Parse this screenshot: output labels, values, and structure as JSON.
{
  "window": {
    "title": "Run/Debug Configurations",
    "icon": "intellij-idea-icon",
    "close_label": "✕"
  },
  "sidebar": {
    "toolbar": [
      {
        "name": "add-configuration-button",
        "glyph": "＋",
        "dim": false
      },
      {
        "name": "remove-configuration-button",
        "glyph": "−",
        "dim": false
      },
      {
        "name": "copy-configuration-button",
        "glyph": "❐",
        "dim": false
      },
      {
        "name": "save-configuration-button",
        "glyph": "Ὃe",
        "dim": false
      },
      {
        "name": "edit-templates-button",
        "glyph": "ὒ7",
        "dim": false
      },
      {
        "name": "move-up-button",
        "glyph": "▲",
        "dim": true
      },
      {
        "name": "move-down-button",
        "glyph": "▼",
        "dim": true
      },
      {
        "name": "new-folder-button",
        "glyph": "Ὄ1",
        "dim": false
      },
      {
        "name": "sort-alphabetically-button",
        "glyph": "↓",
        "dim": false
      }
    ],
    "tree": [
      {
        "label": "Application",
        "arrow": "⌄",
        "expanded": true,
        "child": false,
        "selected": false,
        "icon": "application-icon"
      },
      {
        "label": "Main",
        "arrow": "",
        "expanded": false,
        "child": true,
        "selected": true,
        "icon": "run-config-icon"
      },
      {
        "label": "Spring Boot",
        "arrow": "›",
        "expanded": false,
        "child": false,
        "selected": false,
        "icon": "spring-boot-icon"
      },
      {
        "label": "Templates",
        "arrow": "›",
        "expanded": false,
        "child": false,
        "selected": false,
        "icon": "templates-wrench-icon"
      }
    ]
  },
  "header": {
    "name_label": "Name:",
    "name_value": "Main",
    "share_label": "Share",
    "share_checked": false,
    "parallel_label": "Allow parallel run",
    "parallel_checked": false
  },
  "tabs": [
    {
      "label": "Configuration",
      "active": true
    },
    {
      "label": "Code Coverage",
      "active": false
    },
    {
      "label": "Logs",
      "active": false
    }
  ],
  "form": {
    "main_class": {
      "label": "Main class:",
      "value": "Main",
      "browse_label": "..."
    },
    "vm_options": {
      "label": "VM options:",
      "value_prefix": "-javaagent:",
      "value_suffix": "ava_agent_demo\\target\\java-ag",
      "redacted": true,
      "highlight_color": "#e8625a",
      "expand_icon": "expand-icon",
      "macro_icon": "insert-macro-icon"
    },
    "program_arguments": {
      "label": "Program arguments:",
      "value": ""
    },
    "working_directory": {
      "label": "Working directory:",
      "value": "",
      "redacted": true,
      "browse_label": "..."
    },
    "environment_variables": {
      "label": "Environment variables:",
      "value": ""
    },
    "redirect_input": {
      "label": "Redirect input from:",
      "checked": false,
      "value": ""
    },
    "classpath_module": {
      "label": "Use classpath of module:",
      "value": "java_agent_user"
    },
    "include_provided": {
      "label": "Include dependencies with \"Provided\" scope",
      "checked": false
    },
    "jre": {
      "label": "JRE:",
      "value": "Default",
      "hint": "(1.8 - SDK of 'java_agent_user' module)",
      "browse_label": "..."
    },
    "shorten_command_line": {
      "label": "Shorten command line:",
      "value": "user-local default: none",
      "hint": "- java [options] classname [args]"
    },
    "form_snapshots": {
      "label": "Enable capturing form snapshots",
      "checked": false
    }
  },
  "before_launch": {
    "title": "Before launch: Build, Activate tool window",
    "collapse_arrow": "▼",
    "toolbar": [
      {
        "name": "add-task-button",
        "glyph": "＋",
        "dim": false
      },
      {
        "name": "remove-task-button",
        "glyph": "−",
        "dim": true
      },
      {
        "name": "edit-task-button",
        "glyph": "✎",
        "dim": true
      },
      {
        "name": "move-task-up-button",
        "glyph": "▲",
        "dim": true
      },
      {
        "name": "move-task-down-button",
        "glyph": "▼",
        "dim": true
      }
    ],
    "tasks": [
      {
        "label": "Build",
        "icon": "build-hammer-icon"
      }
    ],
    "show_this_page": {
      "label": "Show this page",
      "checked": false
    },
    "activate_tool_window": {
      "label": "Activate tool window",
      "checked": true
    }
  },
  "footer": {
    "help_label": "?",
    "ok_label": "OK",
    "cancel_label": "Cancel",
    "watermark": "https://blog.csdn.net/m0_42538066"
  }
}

------------------------------

Set down every record above exactly as given.

_Response_.
Parse this screenshot: output labels, values, and structure as JSON.
{
  "window": {
    "title": "Run/Debug Configurations",
    "icon": "intellij-idea-icon",
    "close_label": "✕"
  },
  "sidebar": {
    "toolbar": [
      {
        "name": "add-configuration-button",
        "glyph": "＋",
        "dim": false
      },
      {
        "name": "remove-configuration-button",
        "glyph": "−",
        "dim": false
      },
      {
        "name": "copy-configuration-button",
        "glyph": "❐",
        "dim": false
      },
      {
        "name": "save-configuration-button",
        "glyph": "Ὃe",
        "dim": false
      },
      {
        "name": "edit-templates-button",
        "glyph": "ὒ7",
        "dim": false
      },
      {
        "name": "move-up-button",
        "glyph": "▲",
        "dim": true
      },
      {
        "name": "move-down-button",
        "glyph": "▼",
        "dim": true
      },
      {
        "name": "new-folder-button",
        "glyph": "Ὄ1",
        "dim": false
      },
      {
        "name": "sort-alphabetically-button",
        "glyph": "↓",
        "dim": false
      }
    ],
    "tree": [
      {
        "label": "Application",
        "arrow": "⌄",
        "expanded": true,
        "child": false,
        "selected": false,
        "icon": "application-icon"
      },
      {
        "label": "Main",
        "arrow": "",
        "expanded": false,
        "child": true,
        "selected": true,
        "icon": "run-config-icon"
      },
      {
        "label": "Spring Boot",
        "arrow": "›",
        "expanded": false,
        "child": false,
        "selected": false,
        "icon": "spring-boot-icon"
      },
      {
        "label": "Templates",
        "arrow": "›",
        "expanded": false,
        "child": false,
        "selected": false,
        "icon": "templates-wrench-icon"
      }
    ]
  },
  "header": {
    "name_label": "Name:",
    "name_value": "Main",
    "share_label": "Share",
    "share_checked": false,
    "parallel_label": "Allow parallel run",
    "parallel_checked": false
  },
  "tabs": [
    {
      "label": "Configuration",
      "active": true
    },
    {
      "label": "Code Coverage",
      "active": false
    },
    {
      "label": "Logs",
      "active": false
    }
  ],
  "form": {
    "main_class": {
      "label": "Main class:",
      "value": "Main",
      "browse_label": "..."
    },
    "vm_options": {
      "label": "VM options:",
      "value_prefix": "-javaagent:",
      "value_suffix": "ava_agent_demo\\target\\java-ag",
      "redacted": true,
      "highlight_color": "#e8625a",
      "expand_icon": "expand-icon",
      "macro_icon": "insert-macro-icon"
    },
    "program_arguments": {
      "label": "Program arguments:",
      "value": ""
    },
    "working_directory": {
      "label": "Working directory:",
      "value": "",
      "redacted": true,
      "browse_label": "..."
    },
    "environment_variables": {
      "label": "Environment variables:",
      "value": ""
    },
    "redirect_input": {
      "label": "Redirect input from:",
      "checked": false,
      "value": ""
    },
    "classpath_module": {
      "label": "Use classpath of module:",
      "value": "java_agent_user"
    },
    "include_provided": {
      "label": "Include dependencies with \"Provided\" scope",
      "checked": false
    },
    "jre": {
      "label": "JRE:",
      "value": "Default",
      "hint": "(1.8 - SDK of 'java_agent_user' module)",
      "browse_label": "..."
    },
    "shorten_command_line": {
      "label": "Shorten command line:",
      "value": "user-local default: none",
      "hint": "- java [options] classname [args]"
    },
    "form_snapshots": {
      "label": "Enable capturing form snapshots",
      "checked": false
    }
  },
  "before_launch": {
    "title": "Before launch: Build, Activate tool window",
    "collapse_arrow": "▼",
    "toolbar": [
      {
        "name": "add-task-button",
        "glyph": "＋",
        "dim": false
      },
      {
        "name": "remove-task-button",
        "glyph": "−",
        "dim": true
      },
      {
        "name": "edit-task-button",
        "glyph": "✎",
        "dim": true
      },
      {
        "name": "move-task-up-button",
        "glyph": "▲",
        "dim": true
      },
      {
        "name": "move-task-down-button",
        "glyph": "▼",
        "dim": true
      }
    ],
    "tasks": [
      {
        "label": "Build",
        "icon": "build-hammer-icon"
      }
    ],
    "show_this_page": {
      "label": "Show this page",
      "checked": false
    },
    "activate_tool_window": {
      "label": "Activate tool window",
      "checked": true
    }
  },
  "footer": {
    "help_label": "?",
    "ok_label": "OK",
    "cancel_label": "Cancel",
    "watermark": "https://blog.csdn.net/m0_42538066"
  }
}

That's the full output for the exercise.